=== What the exercise asks ===
Keep only the lines where "厘米的正方形" appears.

Dataset items:
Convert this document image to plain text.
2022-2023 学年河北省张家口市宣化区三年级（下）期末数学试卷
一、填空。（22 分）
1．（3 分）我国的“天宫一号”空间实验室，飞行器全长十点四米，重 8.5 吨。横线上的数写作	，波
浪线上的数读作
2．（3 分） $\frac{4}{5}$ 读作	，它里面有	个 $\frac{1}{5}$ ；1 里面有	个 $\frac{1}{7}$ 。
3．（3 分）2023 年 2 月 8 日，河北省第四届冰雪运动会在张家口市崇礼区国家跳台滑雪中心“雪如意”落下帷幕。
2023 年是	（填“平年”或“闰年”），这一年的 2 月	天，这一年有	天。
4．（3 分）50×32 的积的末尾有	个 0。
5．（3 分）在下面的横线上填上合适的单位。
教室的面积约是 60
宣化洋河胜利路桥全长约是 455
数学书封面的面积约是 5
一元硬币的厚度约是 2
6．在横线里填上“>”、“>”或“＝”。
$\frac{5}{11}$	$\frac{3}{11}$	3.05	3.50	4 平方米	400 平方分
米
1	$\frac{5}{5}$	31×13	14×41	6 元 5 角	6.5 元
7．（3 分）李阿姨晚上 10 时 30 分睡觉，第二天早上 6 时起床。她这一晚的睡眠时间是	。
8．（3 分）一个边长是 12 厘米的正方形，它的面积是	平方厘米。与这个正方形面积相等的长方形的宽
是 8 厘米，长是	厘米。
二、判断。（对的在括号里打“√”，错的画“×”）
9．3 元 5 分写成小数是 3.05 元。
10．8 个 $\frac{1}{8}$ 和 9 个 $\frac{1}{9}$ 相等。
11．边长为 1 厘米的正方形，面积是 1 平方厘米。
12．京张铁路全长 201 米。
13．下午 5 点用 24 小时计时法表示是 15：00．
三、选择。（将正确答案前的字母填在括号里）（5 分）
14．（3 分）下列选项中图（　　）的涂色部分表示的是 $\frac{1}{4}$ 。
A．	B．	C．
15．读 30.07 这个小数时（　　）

=== Problem solution ===
8．（3 分）一个边长是 12 厘米的正方形，它的面积是	平方厘米。与这个正方形面积相等的长方形的宽
11．边长为 1 厘米的正方形，面积是 1 平方厘米。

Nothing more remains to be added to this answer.